YOUR TASK: Write out every single entry exactly.

● ● ● ● ●

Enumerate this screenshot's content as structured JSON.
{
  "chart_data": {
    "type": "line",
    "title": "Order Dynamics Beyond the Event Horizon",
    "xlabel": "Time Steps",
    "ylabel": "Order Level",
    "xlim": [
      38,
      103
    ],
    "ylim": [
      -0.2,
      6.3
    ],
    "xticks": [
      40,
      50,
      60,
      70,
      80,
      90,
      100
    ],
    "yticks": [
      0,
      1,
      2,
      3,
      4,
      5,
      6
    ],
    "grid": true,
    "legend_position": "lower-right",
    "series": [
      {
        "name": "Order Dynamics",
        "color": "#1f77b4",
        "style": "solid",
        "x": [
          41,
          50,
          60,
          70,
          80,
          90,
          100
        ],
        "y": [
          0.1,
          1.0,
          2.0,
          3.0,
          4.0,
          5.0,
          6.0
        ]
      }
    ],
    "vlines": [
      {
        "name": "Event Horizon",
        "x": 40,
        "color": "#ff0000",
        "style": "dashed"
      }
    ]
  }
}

● ● ● ● ●

EXPECTED ANSWER:
Enumerate this screenshot's content as structured JSON.
{
  "chart_data": {
    "type": "line",
    "title": "Order Dynamics Beyond the Event Horizon",
    "xlabel": "Time Steps",
    "ylabel": "Order Level",
    "xlim": [
      38,
      103
    ],
    "ylim": [
      -0.2,
      6.3
    ],
    "xticks": [
      40,
      50,
      60,
      70,
      80,
      90,
      100
    ],
    "yticks": [
      0,
      1,
      2,
      3,
      4,
      5,
      6
    ],
    "grid": true,
    "legend_position": "lower-right",
    "series": [
      {
        "name": "Order Dynamics",
        "color": "#1f77b4",
        "style": "solid",
        "x": [
          41,
          50,
          60,
          70,
          80,
          90,
          100
        ],
        "y": [
          0.1,
          1.0,
          2.0,
          3.0,
          4.0,
          5.0,
          6.0
        ]
      }
    ],
    "vlines": [
      {
        "name": "Event Horizon",
        "x": 40,
        "color": "#ff0000",
        "style": "dashed"
      }
    ]
  }
}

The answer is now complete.